Extracted records
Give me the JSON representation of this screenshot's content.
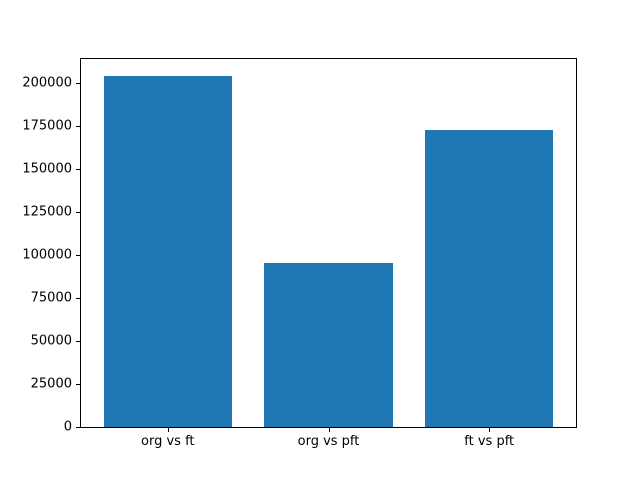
{
  "chart_data": {
    "type": "bar",
    "title": "",
    "xlabel": "",
    "ylabel": "",
    "categories": [
      "org vs ft",
      "org vs pft",
      "ft vs pft"
    ],
    "values": [
      204300,
      95300,
      172600
    ],
    "yticks": [
      0,
      25000,
      50000,
      75000,
      100000,
      125000,
      150000,
      175000,
      200000
    ],
    "ylim": [
      0,
      214000
    ],
    "xlim": [
      -0.54,
      2.54
    ],
    "bar_width": 0.8,
    "bar_color": "#1f77b4",
    "background": "#ffffff",
    "frame_color": "#000000",
    "grid": false,
    "legend": false
  }
}
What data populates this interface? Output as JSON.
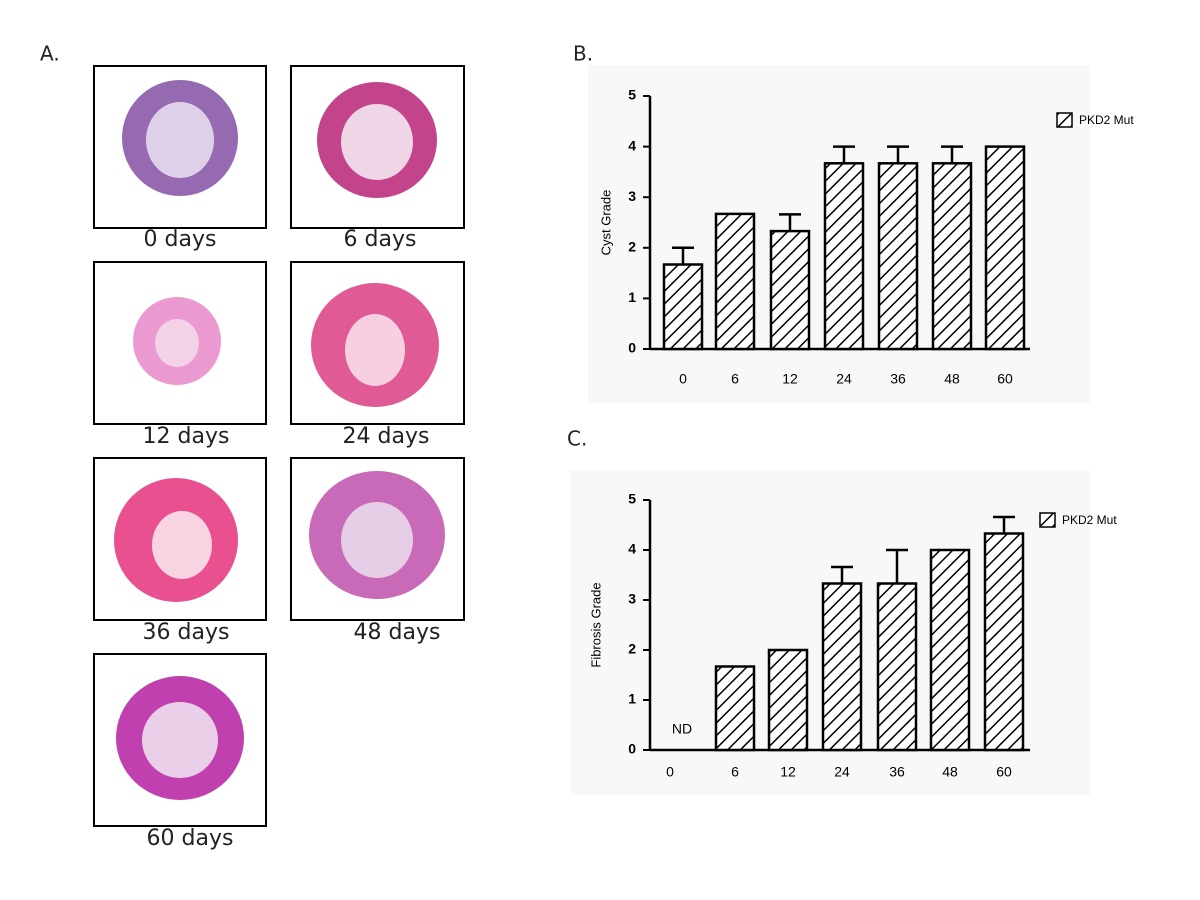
{
  "panel_a": {
    "label": "A.",
    "captions": [
      "0 days",
      "6 days",
      "12 days",
      "24 days",
      "36 days",
      "48 days",
      "60 days"
    ]
  },
  "chart_data": [
    {
      "type": "bar",
      "panel_label": "B.",
      "ylabel": "Cyst Grade",
      "categories": [
        "0",
        "6",
        "12",
        "24",
        "36",
        "48",
        "60"
      ],
      "series": [
        {
          "name": "PKD2 Mut",
          "color": "#000000",
          "values": [
            1.67,
            2.67,
            2.33,
            3.67,
            3.67,
            3.67,
            4
          ],
          "errors": [
            0.33,
            0,
            0.33,
            0.33,
            0.33,
            0.33,
            0
          ]
        }
      ],
      "ylim": [
        0,
        5
      ],
      "yticks": [
        0,
        1,
        2,
        3,
        4,
        5
      ],
      "pattern": "hatch",
      "legend": "top-right"
    },
    {
      "type": "bar",
      "panel_label": "C.",
      "ylabel": "Fibrosis Grade",
      "categories": [
        "0",
        "6",
        "12",
        "24",
        "36",
        "48",
        "60"
      ],
      "series": [
        {
          "name": "PKD2 Mut",
          "color": "#000000",
          "values": [
            null,
            1.67,
            2,
            3.33,
            3.33,
            4,
            4.33
          ],
          "errors": [
            null,
            0,
            0,
            0.33,
            0.67,
            0,
            0.33
          ]
        }
      ],
      "annotation": "ND",
      "ylim": [
        0,
        5
      ],
      "yticks": [
        0,
        1,
        2,
        3,
        4,
        5
      ],
      "pattern": "hatch",
      "legend": "top-right"
    }
  ]
}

● TASK INSTRUCTIONS
Repeat each entry exactly as given; no pictures belong in the copy.

● SOLUTION TO THE PROBLEM
Give me the JSON representation of this screenshot's content.
{
  "chart_data": {
    "type": "bar",
    "title": "",
    "xlabel": "",
    "ylabel": "",
    "categories": [
      "org vs ft",
      "org vs pft",
      "ft vs pft"
    ],
    "values": [
      204300,
      95300,
      172600
    ],
    "yticks": [
      0,
      25000,
      50000,
      75000,
      100000,
      125000,
      150000,
      175000,
      200000
    ],
    "ylim": [
      0,
      214000
    ],
    "xlim": [
      -0.54,
      2.54
    ],
    "bar_width": 0.8,
    "bar_color": "#1f77b4",
    "background": "#ffffff",
    "frame_color": "#000000",
    "grid": false,
    "legend": false
  }
}
What data populates this interface? Output as JSON.
{
  "panel_a": {
    "label": "A.",
    "captions": [
      "0 days",
      "6 days",
      "12 days",
      "24 days",
      "36 days",
      "48 days",
      "60 days"
    ]
  },
  "chart_data": [
    {
      "type": "bar",
      "panel_label": "B.",
      "ylabel": "Cyst Grade",
      "categories": [
        "0",
        "6",
        "12",
        "24",
        "36",
        "48",
        "60"
      ],
      "series": [
        {
          "name": "PKD2 Mut",
          "color": "#000000",
          "values": [
            1.67,
            2.67,
            2.33,
            3.67,
            3.67,
            3.67,
            4
          ],
          "errors": [
            0.33,
            0,
            0.33,
            0.33,
            0.33,
            0.33,
            0
          ]
        }
      ],
      "ylim": [
        0,
        5
      ],
      "yticks": [
        0,
        1,
        2,
        3,
        4,
        5
      ],
      "pattern": "hatch",
      "legend": "top-right"
    },
    {
      "type": "bar",
      "panel_label": "C.",
      "ylabel": "Fibrosis Grade",
      "categories": [
        "0",
        "6",
        "12",
        "24",
        "36",
        "48",
        "60"
      ],
      "series": [
        {
          "name": "PKD2 Mut",
          "color": "#000000",
          "values": [
            null,
            1.67,
            2,
            3.33,
            3.33,
            4,
            4.33
          ],
          "errors": [
            null,
            0,
            0,
            0.33,
            0.67,
            0,
            0.33
          ]
        }
      ],
      "annotation": "ND",
      "ylim": [
        0,
        5
      ],
      "yticks": [
        0,
        1,
        2,
        3,
        4,
        5
      ],
      "pattern": "hatch",
      "legend": "top-right"
    }
  ]
}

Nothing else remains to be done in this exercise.